PROBLEM TO SOLVE:
Transcribe only the part of the material below that begins at the line containing "Convert this screenshot" and ends at the line containing "Enumerate this screenshot's", with both kept and images left out.

SUPPLIED MATERIAL:
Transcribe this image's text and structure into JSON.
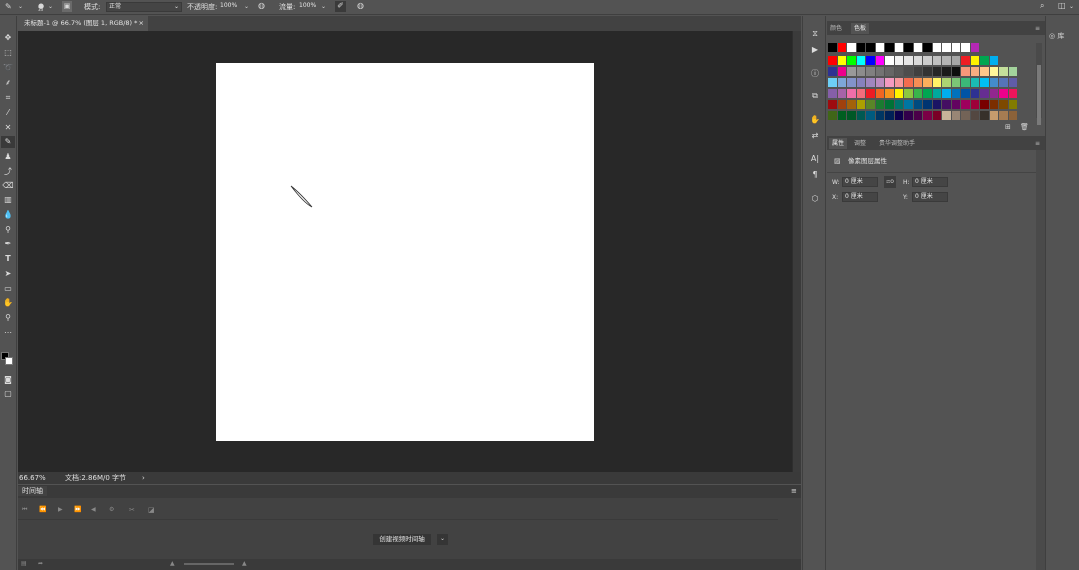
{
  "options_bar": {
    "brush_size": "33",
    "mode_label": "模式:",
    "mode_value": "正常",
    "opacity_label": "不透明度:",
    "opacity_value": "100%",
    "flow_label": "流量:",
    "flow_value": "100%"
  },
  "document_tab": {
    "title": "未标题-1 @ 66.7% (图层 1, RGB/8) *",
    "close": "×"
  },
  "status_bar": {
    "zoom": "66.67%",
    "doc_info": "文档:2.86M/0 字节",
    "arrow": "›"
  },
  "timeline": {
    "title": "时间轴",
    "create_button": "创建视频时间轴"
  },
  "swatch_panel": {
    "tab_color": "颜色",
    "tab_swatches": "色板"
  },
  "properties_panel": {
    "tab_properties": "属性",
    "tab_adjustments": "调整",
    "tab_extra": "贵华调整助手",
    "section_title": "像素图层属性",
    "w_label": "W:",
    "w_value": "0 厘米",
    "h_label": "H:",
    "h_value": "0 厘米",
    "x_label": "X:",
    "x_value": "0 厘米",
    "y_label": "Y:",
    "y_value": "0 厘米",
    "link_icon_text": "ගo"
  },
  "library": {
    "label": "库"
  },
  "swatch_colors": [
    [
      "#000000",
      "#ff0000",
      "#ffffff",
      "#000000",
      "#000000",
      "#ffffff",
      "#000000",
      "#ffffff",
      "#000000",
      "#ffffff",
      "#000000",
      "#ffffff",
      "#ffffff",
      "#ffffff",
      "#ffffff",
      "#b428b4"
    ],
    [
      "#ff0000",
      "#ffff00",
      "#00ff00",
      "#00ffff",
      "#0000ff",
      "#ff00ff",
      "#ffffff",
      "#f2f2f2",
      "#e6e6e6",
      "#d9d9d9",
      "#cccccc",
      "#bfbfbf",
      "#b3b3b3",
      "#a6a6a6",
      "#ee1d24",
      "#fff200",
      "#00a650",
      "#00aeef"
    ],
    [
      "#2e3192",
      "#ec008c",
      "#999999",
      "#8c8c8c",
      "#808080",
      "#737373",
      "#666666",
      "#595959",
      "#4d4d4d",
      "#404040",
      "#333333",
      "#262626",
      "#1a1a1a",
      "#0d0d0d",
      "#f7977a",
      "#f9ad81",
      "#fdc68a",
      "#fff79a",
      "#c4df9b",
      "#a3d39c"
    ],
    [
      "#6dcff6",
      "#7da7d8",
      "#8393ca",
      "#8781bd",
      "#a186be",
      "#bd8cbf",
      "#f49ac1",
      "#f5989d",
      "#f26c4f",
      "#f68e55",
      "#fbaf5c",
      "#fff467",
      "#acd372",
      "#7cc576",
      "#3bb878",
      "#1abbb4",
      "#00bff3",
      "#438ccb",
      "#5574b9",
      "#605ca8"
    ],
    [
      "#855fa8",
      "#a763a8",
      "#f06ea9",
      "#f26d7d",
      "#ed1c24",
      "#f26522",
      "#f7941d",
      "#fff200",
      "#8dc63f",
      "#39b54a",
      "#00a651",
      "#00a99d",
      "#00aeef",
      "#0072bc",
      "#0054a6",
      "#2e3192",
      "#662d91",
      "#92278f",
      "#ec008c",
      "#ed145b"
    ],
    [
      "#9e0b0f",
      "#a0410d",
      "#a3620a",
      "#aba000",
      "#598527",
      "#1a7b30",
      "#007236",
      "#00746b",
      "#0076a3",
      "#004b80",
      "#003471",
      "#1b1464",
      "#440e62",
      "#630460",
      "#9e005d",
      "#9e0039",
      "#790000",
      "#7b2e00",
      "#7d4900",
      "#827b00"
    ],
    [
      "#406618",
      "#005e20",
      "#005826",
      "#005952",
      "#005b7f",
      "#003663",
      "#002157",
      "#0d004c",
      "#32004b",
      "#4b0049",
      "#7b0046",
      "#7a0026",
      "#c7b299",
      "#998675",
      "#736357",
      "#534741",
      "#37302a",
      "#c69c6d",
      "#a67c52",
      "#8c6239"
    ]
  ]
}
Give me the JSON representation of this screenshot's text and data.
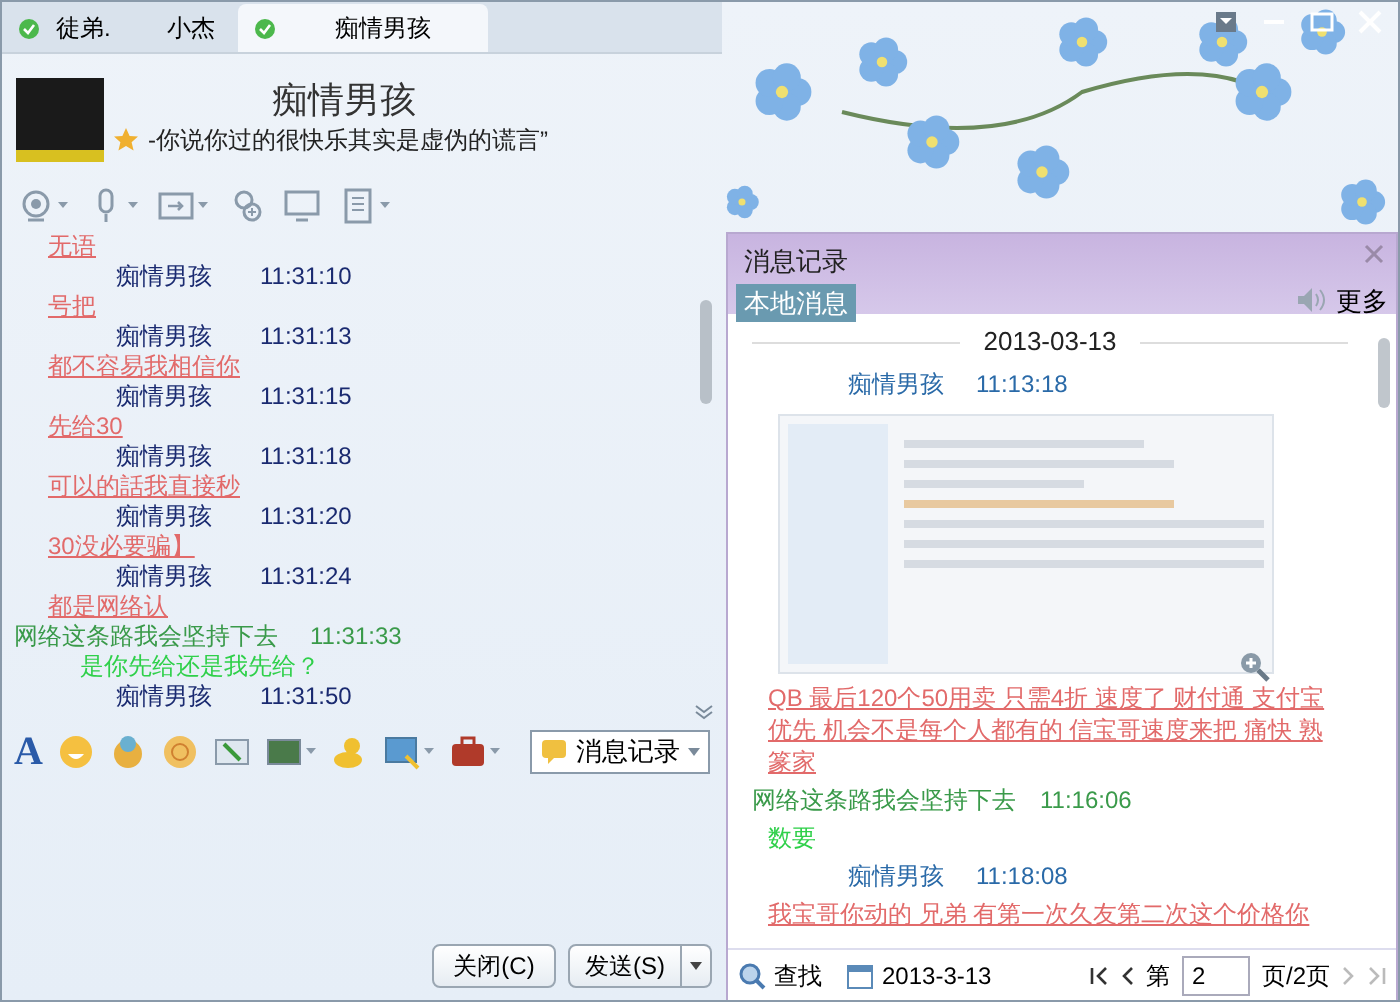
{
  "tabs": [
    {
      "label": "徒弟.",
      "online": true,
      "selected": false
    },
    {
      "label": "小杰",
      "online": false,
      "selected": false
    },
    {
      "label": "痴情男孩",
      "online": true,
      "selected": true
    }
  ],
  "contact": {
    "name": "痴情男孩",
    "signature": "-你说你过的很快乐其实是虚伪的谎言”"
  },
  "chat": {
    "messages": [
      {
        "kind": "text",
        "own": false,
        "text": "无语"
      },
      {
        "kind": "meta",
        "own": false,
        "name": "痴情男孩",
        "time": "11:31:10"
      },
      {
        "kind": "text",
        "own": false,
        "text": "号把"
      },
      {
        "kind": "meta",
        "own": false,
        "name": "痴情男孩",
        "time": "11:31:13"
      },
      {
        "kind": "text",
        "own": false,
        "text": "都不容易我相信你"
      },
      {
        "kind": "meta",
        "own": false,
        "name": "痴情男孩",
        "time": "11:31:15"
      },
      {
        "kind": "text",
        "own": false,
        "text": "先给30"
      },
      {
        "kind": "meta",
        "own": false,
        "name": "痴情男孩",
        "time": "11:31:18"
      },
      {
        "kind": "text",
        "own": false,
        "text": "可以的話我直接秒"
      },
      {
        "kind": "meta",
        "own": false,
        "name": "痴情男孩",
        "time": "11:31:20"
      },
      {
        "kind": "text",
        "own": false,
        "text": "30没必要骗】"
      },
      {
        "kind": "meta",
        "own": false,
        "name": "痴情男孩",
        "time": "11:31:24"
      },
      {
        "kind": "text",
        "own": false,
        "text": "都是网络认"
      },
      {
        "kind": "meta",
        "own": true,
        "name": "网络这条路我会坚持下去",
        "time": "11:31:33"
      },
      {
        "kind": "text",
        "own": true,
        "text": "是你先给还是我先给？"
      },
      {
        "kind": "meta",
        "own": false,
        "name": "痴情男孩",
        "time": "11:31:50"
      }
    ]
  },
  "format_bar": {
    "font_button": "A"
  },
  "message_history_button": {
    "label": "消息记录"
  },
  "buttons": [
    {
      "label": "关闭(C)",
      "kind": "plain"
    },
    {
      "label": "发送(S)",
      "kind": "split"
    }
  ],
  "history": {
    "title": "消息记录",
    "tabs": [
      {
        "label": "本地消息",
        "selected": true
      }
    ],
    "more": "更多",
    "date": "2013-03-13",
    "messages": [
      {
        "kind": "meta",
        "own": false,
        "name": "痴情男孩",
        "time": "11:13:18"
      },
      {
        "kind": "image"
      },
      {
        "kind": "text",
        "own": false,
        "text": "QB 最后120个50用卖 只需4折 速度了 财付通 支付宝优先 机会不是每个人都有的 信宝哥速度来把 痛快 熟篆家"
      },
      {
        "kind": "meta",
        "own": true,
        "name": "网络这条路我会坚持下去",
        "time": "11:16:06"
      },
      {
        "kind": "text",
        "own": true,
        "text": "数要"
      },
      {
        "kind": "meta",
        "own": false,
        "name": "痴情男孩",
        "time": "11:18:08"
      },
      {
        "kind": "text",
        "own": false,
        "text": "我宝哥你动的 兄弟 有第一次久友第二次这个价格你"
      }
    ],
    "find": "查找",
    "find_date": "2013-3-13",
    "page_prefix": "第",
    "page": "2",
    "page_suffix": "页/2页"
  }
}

--

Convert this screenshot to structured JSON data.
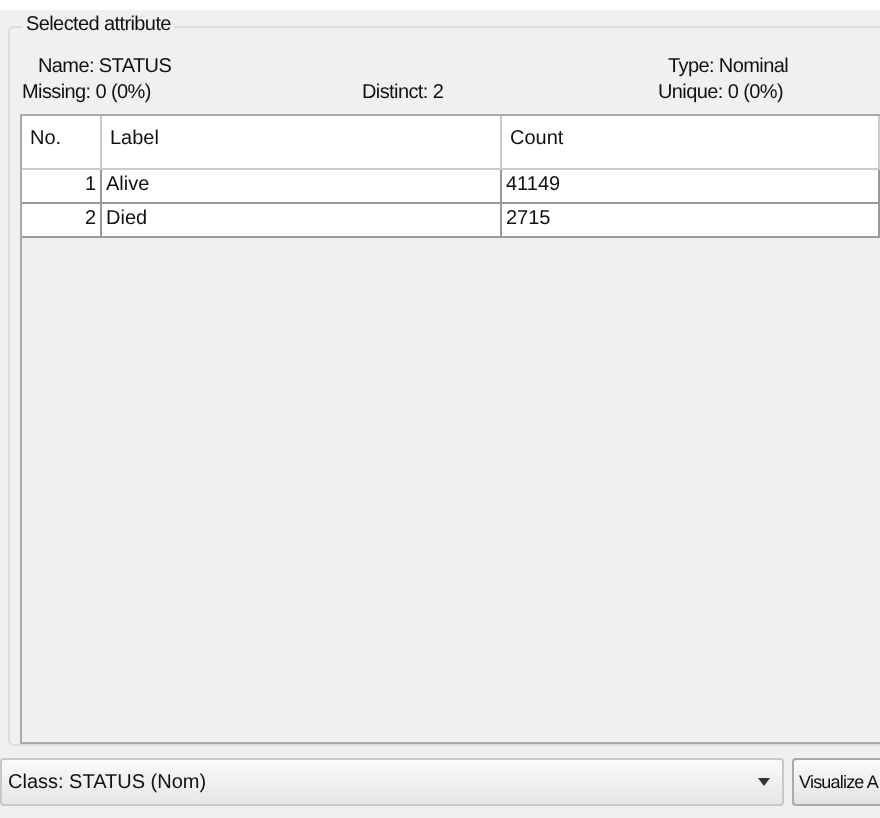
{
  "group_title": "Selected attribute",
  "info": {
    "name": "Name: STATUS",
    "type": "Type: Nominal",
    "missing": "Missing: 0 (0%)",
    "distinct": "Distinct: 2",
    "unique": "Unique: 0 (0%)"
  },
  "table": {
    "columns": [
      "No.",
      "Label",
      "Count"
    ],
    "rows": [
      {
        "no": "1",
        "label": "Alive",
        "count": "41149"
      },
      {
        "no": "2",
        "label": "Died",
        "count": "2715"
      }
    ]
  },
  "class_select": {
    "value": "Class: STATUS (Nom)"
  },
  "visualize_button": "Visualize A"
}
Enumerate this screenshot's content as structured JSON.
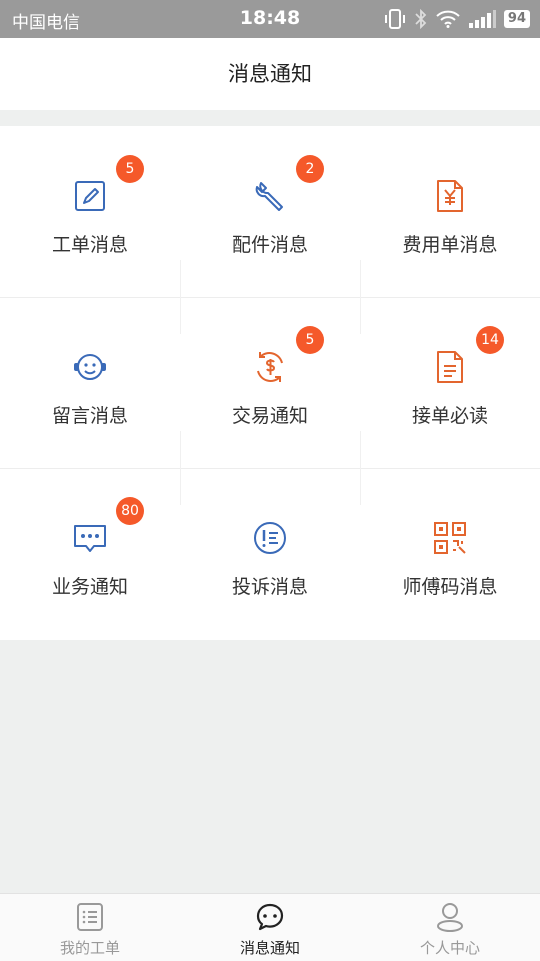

PROBLEM SOLUTION:
Convert this screenshot to structured JSON data.
{
  "group_title": "Selected attribute",
  "info": {
    "name": "Name: STATUS",
    "type": "Type: Nominal",
    "missing": "Missing: 0 (0%)",
    "distinct": "Distinct: 2",
    "unique": "Unique: 0 (0%)"
  },
  "table": {
    "columns": [
      "No.",
      "Label",
      "Count"
    ],
    "rows": [
      {
        "no": "1",
        "label": "Alive",
        "count": "41149"
      },
      {
        "no": "2",
        "label": "Died",
        "count": "2715"
      }
    ]
  },
  "class_select": {
    "value": "Class: STATUS (Nom)"
  },
  "visualize_button": "Visualize A"
}
Enumerate this screenshot's content as structured JSON.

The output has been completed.